> Goal of the exercise
Take the records underneath and set them down exactly.

(Stored records)
┄┄┄┄┄┄┄┄┄┄┄┄┄┄┄┄┄┄┄┄

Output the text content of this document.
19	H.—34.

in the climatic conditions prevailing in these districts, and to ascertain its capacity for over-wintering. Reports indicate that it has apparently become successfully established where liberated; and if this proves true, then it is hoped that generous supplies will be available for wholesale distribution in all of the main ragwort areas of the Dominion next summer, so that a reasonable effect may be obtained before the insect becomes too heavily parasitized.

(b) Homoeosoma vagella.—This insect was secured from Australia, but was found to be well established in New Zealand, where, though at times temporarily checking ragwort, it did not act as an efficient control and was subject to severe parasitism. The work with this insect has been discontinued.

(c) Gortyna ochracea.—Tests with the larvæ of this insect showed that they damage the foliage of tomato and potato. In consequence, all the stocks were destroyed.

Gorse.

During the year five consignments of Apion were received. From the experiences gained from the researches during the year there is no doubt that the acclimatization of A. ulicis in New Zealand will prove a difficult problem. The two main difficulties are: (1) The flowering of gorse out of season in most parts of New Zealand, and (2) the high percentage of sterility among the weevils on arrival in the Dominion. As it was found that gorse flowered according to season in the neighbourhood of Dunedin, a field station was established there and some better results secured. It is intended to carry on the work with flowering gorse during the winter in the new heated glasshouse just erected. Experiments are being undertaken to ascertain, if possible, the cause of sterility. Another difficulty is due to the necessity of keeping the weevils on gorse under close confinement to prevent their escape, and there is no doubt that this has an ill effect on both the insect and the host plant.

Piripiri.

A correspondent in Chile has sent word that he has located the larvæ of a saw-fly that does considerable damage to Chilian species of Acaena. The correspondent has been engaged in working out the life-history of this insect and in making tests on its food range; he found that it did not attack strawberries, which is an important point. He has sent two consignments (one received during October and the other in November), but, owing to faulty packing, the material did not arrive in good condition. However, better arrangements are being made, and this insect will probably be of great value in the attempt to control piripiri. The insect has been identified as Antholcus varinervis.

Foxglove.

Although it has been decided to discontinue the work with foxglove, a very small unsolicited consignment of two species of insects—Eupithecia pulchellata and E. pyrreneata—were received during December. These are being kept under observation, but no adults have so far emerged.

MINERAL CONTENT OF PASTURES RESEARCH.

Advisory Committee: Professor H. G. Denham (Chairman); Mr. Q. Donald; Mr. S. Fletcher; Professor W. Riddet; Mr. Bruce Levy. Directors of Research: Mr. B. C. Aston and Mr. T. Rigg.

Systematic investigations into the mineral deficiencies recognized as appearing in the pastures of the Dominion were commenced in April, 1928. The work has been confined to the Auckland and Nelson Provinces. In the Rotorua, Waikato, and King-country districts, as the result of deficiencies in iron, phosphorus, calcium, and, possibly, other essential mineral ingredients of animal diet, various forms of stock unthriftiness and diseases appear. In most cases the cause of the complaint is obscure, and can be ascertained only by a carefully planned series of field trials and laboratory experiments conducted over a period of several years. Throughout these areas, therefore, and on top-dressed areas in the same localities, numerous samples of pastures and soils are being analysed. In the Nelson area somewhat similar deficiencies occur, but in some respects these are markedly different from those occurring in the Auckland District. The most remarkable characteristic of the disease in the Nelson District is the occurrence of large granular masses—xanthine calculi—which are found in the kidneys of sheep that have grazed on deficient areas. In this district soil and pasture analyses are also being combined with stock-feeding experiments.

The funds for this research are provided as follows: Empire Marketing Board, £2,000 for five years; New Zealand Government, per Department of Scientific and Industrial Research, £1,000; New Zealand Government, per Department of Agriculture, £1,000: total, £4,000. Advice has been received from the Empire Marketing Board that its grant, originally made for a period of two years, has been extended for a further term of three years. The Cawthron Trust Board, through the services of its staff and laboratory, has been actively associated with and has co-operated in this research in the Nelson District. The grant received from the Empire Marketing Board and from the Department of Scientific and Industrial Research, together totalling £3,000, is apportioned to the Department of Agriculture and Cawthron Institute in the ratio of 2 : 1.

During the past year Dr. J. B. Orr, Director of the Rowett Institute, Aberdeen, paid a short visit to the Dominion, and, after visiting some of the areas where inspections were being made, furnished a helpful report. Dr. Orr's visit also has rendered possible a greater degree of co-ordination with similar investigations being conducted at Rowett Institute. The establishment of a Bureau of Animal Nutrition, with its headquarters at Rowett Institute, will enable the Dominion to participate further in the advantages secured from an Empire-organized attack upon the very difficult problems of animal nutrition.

┄┄┄┄┄┄┄┄┄┄┄┄┄┄┄┄┄┄┄┄

> Expected output
Output the text content of this document.
19	H.—34.

in the climatic conditions prevailing in these districts, and to ascertain its capacity for over-wintering. Reports indicate that it has apparently become successfully established where liberated; and if this proves true, then it is hoped that generous supplies will be available for wholesale distribution in all of the main ragwort areas of the Dominion next summer, so that a reasonable effect may be obtained before the insect becomes too heavily parasitized.

(b) Homoeosoma vagella.—This insect was secured from Australia, but was found to be well established in New Zealand, where, though at times temporarily checking ragwort, it did not act as an efficient control and was subject to severe parasitism. The work with this insect has been discontinued.

(c) Gortyna ochracea.—Tests with the larvæ of this insect showed that they damage the foliage of tomato and potato. In consequence, all the stocks were destroyed.

Gorse.

During the year five consignments of Apion were received. From the experiences gained from the researches during the year there is no doubt that the acclimatization of A. ulicis in New Zealand will prove a difficult problem. The two main difficulties are: (1) The flowering of gorse out of season in most parts of New Zealand, and (2) the high percentage of sterility among the weevils on arrival in the Dominion. As it was found that gorse flowered according to season in the neighbourhood of Dunedin, a field station was established there and some better results secured. It is intended to carry on the work with flowering gorse during the winter in the new heated glasshouse just erected. Experiments are being undertaken to ascertain, if possible, the cause of sterility. Another difficulty is due to the necessity of keeping the weevils on gorse under close confinement to prevent their escape, and there is no doubt that this has an ill effect on both the insect and the host plant.

Piripiri.

A correspondent in Chile has sent word that he has located the larvæ of a saw-fly that does considerable damage to Chilian species of Acaena. The correspondent has been engaged in working out the life-history of this insect and in making tests on its food range; he found that it did not attack strawberries, which is an important point. He has sent two consignments (one received during October and the other in November), but, owing to faulty packing, the material did not arrive in good condition. However, better arrangements are being made, and this insect will probably be of great value in the attempt to control piripiri. The insect has been identified as Antholcus varinervis.

Foxglove.

Although it has been decided to discontinue the work with foxglove, a very small unsolicited consignment of two species of insects—Eupithecia pulchellata and E. pyrreneata—were received during December. These are being kept under observation, but no adults have so far emerged.

MINERAL CONTENT OF PASTURES RESEARCH.

Advisory Committee: Professor H. G. Denham (Chairman); Mr. Q. Donald; Mr. S. Fletcher; Professor W. Riddet; Mr. Bruce Levy. Directors of Research: Mr. B. C. Aston and Mr. T. Rigg.

Systematic investigations into the mineral deficiencies recognized as appearing in the pastures of the Dominion were commenced in April, 1928. The work has been confined to the Auckland and Nelson Provinces. In the Rotorua, Waikato, and King-country districts, as the result of deficiencies in iron, phosphorus, calcium, and, possibly, other essential mineral ingredients of animal diet, various forms of stock unthriftiness and diseases appear. In most cases the cause of the complaint is obscure, and can be ascertained only by a carefully planned series of field trials and laboratory experiments conducted over a period of several years. Throughout these areas, therefore, and on top-dressed areas in the same localities, numerous samples of pastures and soils are being analysed. In the Nelson area somewhat similar deficiencies occur, but in some respects these are markedly different from those occurring in the Auckland District. The most remarkable characteristic of the disease in the Nelson District is the occurrence of large granular masses—xanthine calculi—which are found in the kidneys of sheep that have grazed on deficient areas. In this district soil and pasture analyses are also being combined with stock-feeding experiments.

The funds for this research are provided as follows: Empire Marketing Board, £2,000 for five years; New Zealand Government, per Department of Scientific and Industrial Research, £1,000; New Zealand Government, per Department of Agriculture, £1,000: total, £4,000. Advice has been received from the Empire Marketing Board that its grant, originally made for a period of two years, has been extended for a further term of three years. The Cawthron Trust Board, through the services of its staff and laboratory, has been actively associated with and has co-operated in this research in the Nelson District. The grant received from the Empire Marketing Board and from the Department of Scientific and Industrial Research, together totalling £3,000, is apportioned to the Department of Agriculture and Cawthron Institute in the ratio of 2 : 1.

During the past year Dr. J. B. Orr, Director of the Rowett Institute, Aberdeen, paid a short visit to the Dominion, and, after visiting some of the areas where inspections were being made, furnished a helpful report. Dr. Orr's visit also has rendered possible a greater degree of co-ordination with similar investigations being conducted at Rowett Institute. The establishment of a Bureau of Animal Nutrition, with its headquarters at Rowett Institute, will enable the Dominion to participate further in the advantages secured from an Empire-organized attack upon the very difficult problems of animal nutrition.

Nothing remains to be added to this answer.